■ Task
All the data below goes into the copy word for word, but the pictures don't.

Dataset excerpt
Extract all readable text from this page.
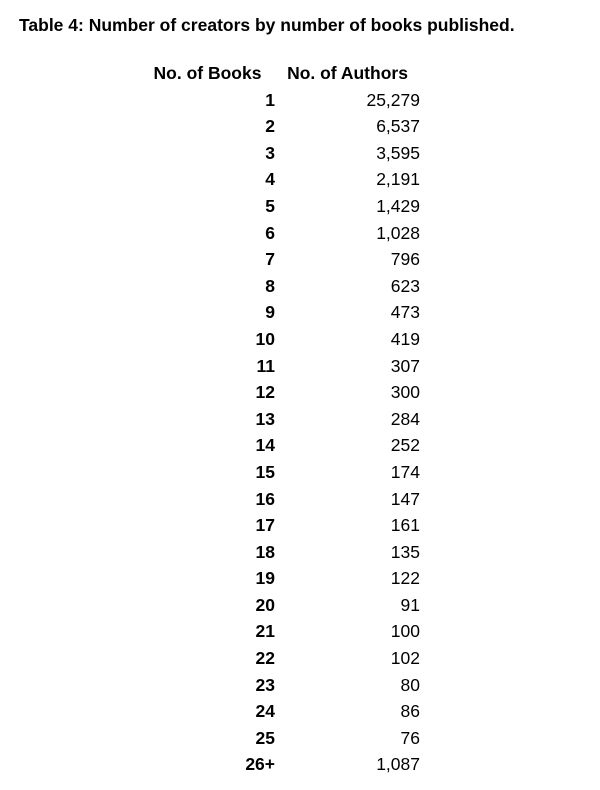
Table 4: Number of creators by number of books published.
No. of Books	No. of Authors
1	25,279
2	6,537
3	3,595
4	2,191
5	1,429
6	1,028
7	796
8	623
9	473
10	419
11	307
12	300
13	284
14	252
15	174
16	147
17	161
18	135
19	122
20	91
21	100
22	102
23	80
24	86
25	76
26+	1,087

■ Answer below
Extract all readable text from this page.
Table 4: Number of creators by number of books published.
No. of Books	No. of Authors
1	25,279
2	6,537
3	3,595
4	2,191
5	1,429
6	1,028
7	796
8	623
9	473
10	419
11	307
12	300
13	284
14	252
15	174
16	147
17	161
18	135
19	122
20	91
21	100
22	102
23	80
24	86
25	76
26+	1,087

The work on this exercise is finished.